#### Directive:
Find the lines with the string "Medium" and return them.
+++ Record excerpts
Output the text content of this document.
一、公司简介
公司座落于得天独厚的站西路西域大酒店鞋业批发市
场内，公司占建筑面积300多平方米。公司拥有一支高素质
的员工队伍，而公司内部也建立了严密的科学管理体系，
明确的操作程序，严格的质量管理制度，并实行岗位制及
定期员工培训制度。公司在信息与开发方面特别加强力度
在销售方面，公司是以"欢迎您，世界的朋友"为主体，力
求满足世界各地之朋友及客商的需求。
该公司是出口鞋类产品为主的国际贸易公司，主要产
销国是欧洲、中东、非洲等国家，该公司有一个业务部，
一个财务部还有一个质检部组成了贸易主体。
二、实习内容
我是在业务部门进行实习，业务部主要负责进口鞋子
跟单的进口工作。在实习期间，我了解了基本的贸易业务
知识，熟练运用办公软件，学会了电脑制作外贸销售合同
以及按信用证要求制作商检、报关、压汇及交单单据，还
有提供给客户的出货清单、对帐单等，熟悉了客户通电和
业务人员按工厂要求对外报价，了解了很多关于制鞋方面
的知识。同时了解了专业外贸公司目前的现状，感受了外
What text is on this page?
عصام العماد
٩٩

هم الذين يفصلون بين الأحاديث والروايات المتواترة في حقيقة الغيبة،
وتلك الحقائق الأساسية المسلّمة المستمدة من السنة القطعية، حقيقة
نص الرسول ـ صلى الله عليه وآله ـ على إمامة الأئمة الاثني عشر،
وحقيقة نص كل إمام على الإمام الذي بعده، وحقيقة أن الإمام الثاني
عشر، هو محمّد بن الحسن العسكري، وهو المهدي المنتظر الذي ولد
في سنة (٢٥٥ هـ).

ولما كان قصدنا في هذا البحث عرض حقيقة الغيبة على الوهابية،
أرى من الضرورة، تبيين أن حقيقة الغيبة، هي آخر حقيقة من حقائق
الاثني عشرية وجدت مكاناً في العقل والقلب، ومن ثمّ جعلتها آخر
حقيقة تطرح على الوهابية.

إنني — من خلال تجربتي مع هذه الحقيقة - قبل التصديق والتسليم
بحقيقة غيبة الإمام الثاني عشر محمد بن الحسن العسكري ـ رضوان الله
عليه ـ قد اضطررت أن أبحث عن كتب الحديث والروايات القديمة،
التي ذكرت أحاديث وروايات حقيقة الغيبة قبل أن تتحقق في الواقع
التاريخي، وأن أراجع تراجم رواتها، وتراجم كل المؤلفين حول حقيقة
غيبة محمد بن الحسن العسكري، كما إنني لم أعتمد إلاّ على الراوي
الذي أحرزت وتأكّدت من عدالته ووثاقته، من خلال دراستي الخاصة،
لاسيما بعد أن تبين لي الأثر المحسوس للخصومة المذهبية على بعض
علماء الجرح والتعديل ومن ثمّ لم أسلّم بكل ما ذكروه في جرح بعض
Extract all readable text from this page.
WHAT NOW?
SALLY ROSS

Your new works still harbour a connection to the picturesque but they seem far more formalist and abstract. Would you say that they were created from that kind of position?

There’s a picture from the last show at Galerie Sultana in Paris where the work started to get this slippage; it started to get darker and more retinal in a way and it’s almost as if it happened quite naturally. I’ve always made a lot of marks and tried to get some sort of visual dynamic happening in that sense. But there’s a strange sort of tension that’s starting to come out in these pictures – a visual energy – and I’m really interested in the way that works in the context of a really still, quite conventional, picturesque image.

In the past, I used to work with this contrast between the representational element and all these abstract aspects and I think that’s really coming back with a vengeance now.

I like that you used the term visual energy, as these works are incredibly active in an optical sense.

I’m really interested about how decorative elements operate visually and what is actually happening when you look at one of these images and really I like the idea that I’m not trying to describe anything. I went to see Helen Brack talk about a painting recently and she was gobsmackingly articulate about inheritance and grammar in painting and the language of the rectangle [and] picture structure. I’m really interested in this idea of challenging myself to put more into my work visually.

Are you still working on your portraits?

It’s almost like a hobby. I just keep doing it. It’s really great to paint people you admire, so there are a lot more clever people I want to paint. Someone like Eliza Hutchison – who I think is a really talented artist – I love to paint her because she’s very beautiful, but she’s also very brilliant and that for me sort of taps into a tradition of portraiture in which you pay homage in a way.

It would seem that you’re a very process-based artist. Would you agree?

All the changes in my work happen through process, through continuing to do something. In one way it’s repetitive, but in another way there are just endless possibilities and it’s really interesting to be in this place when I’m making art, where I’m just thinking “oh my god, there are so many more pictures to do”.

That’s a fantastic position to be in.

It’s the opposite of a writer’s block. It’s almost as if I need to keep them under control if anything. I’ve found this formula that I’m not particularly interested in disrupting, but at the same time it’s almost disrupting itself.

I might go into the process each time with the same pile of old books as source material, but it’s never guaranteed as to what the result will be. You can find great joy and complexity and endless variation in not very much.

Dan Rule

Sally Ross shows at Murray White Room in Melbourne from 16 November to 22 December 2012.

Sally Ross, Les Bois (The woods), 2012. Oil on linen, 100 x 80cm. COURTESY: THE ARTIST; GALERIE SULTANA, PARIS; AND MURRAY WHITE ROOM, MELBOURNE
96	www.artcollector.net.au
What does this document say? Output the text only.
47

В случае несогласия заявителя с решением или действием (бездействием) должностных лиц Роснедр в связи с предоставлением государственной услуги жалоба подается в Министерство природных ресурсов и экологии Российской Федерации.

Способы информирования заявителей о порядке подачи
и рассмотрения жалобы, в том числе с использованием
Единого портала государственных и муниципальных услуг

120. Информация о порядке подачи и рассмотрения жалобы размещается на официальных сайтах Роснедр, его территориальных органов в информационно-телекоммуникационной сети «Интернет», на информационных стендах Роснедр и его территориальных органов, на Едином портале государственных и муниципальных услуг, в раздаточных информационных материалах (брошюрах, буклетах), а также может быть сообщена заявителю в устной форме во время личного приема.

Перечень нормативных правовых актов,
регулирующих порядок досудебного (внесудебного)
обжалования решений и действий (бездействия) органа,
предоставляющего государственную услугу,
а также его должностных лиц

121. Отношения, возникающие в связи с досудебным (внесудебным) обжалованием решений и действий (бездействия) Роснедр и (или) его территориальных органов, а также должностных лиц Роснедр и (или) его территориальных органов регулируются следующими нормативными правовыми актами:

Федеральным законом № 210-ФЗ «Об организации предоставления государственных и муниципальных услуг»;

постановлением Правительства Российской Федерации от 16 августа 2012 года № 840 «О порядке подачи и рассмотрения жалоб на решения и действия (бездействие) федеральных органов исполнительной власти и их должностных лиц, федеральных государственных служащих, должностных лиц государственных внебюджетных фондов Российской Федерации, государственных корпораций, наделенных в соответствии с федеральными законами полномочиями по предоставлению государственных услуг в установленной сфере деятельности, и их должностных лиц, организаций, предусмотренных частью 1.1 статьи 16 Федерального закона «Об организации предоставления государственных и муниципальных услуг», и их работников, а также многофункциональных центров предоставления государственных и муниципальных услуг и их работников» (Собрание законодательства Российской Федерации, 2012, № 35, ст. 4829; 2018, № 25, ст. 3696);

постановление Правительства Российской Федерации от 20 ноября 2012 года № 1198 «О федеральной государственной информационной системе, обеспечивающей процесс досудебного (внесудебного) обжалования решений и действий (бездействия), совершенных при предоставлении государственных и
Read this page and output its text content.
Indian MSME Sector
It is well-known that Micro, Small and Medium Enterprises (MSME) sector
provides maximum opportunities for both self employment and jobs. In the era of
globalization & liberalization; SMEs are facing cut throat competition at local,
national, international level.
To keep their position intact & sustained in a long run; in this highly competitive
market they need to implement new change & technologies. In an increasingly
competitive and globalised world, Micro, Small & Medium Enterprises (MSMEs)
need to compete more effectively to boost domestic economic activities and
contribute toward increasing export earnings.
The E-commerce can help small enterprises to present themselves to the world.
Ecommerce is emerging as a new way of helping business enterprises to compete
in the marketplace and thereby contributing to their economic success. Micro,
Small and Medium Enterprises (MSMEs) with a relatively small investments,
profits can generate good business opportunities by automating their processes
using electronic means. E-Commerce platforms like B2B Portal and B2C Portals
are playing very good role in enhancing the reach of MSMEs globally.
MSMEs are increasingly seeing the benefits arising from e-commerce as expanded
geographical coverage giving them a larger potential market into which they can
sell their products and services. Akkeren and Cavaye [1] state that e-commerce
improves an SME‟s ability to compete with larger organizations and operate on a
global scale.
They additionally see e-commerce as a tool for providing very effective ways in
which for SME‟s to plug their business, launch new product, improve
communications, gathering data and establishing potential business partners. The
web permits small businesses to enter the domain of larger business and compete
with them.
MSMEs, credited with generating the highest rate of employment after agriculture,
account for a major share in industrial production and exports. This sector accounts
++++++
#### Result:
It is well-known that Micro, Small and Medium Enterprises (MSME) sector
competitive and globalised world, Micro, Small & Medium Enterprises (MSMEs)
Small and Medium Enterprises (MSMEs) with a relatively small investments,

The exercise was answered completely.